── Data for this task

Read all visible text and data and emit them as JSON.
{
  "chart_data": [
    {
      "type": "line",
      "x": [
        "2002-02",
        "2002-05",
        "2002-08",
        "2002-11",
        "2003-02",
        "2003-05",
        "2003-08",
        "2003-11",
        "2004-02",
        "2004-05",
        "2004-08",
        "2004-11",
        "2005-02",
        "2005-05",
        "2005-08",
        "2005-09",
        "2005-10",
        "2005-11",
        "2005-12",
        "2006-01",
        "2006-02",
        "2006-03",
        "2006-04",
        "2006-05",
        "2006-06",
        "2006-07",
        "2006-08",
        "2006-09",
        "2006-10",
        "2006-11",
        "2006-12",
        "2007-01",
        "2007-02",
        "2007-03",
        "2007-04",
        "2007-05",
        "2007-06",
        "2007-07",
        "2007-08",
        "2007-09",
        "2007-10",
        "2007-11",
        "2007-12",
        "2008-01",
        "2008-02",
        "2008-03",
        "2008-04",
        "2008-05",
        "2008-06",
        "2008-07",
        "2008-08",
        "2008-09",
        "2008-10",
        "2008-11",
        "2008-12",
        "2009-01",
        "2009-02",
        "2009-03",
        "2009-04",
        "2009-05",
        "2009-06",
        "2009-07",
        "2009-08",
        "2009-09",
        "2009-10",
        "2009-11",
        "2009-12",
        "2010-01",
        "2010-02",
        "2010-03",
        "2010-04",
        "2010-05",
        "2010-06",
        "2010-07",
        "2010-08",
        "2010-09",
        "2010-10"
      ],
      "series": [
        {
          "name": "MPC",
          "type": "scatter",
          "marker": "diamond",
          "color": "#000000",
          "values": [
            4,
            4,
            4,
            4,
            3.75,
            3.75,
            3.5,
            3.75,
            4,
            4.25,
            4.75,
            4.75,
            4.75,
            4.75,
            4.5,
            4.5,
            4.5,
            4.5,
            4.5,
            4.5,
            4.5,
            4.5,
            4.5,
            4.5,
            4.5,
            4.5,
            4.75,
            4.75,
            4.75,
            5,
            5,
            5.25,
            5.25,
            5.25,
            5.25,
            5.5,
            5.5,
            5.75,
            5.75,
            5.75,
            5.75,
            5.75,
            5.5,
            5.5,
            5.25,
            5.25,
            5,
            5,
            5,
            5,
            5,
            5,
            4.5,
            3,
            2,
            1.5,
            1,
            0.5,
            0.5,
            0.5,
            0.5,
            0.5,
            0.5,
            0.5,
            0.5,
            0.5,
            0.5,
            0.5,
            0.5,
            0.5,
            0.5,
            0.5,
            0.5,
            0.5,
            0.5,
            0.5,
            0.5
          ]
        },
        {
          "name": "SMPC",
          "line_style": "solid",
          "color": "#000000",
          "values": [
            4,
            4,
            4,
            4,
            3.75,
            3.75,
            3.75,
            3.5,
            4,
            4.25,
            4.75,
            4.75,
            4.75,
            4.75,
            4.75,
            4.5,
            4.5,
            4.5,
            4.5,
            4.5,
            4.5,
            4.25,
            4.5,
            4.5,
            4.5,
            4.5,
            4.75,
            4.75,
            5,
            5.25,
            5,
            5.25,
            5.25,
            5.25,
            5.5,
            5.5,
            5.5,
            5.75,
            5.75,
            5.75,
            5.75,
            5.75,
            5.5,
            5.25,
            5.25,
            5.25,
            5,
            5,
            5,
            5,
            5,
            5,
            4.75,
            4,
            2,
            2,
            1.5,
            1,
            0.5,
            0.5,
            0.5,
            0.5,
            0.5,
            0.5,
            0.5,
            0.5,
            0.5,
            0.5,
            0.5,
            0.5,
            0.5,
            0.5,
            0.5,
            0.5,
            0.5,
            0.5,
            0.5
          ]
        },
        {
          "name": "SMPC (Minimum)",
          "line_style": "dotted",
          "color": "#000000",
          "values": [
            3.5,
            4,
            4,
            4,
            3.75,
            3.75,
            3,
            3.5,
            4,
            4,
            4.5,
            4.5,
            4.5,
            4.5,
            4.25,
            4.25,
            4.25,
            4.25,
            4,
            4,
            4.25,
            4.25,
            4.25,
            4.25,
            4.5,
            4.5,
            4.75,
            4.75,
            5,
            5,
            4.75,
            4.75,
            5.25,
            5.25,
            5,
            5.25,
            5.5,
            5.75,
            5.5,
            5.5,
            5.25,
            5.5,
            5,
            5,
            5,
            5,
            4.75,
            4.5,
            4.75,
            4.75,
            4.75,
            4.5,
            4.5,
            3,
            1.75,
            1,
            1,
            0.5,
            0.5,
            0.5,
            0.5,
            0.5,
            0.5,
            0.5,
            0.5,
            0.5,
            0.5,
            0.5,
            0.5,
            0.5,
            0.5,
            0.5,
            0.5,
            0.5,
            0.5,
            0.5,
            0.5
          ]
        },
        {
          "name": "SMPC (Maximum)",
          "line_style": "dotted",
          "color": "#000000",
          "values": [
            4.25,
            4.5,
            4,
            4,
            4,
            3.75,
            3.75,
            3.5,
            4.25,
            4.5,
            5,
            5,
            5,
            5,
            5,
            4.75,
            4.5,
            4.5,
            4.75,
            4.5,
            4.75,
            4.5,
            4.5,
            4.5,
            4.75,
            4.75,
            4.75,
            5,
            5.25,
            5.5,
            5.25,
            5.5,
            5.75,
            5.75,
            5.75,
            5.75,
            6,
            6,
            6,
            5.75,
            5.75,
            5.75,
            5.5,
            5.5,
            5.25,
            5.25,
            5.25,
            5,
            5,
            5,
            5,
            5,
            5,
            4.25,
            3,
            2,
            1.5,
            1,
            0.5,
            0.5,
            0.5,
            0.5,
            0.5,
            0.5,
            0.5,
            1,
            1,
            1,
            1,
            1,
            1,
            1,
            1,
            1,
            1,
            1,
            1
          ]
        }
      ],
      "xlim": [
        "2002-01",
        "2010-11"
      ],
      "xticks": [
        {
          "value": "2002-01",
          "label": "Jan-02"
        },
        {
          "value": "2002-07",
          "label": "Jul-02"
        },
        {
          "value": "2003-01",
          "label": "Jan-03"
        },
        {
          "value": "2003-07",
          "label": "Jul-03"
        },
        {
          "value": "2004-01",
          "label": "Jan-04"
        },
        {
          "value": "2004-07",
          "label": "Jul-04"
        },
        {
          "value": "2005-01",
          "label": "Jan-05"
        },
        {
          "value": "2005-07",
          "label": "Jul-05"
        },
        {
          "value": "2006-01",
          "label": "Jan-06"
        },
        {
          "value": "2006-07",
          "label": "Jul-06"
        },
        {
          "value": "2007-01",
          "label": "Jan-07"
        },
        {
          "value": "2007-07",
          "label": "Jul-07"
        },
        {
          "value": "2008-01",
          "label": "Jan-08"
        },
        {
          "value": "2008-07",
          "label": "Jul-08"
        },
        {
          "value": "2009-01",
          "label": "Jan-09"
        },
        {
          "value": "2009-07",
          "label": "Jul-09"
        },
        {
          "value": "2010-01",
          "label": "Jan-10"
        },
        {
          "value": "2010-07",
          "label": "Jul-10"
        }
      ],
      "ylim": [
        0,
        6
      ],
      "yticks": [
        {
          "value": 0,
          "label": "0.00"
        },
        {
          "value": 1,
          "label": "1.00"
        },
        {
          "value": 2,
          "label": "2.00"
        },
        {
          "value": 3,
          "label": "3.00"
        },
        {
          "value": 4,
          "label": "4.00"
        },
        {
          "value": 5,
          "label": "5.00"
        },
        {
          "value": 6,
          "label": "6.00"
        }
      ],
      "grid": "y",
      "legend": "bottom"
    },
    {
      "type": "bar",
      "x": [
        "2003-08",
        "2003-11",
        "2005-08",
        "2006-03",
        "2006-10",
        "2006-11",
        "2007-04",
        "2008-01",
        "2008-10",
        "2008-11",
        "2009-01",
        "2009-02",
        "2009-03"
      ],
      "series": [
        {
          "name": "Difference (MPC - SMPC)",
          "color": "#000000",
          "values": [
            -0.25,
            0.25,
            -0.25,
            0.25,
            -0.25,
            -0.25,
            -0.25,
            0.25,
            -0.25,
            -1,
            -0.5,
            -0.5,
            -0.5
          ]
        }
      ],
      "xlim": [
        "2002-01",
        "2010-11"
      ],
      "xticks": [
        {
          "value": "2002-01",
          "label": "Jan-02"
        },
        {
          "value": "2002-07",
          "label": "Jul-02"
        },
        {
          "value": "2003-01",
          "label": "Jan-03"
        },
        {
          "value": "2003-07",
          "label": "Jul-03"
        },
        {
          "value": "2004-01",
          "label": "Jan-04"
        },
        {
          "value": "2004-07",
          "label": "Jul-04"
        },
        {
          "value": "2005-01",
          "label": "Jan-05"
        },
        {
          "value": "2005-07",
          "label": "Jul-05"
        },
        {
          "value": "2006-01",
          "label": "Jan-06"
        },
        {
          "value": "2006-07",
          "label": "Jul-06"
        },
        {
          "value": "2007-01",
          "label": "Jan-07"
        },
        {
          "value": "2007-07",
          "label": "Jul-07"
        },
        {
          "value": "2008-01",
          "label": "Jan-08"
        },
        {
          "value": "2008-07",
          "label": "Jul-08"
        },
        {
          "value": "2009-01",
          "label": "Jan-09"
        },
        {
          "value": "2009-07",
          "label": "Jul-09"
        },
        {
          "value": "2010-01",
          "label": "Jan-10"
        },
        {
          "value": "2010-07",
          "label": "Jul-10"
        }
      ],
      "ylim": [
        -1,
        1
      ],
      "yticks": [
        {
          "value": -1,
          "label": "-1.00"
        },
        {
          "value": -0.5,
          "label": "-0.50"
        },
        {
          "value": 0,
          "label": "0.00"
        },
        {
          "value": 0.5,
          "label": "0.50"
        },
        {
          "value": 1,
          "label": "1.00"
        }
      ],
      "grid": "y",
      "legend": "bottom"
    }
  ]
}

────

--- Work to complete ---
Go through the preceding material and copy each line that has the word "name".

--- Solution to this problem ---
          "name": "MPC",
          "name": "SMPC",
          "name": "SMPC (Minimum)",
          "name": "SMPC (Maximum)",
          "name": "Difference (MPC - SMPC)",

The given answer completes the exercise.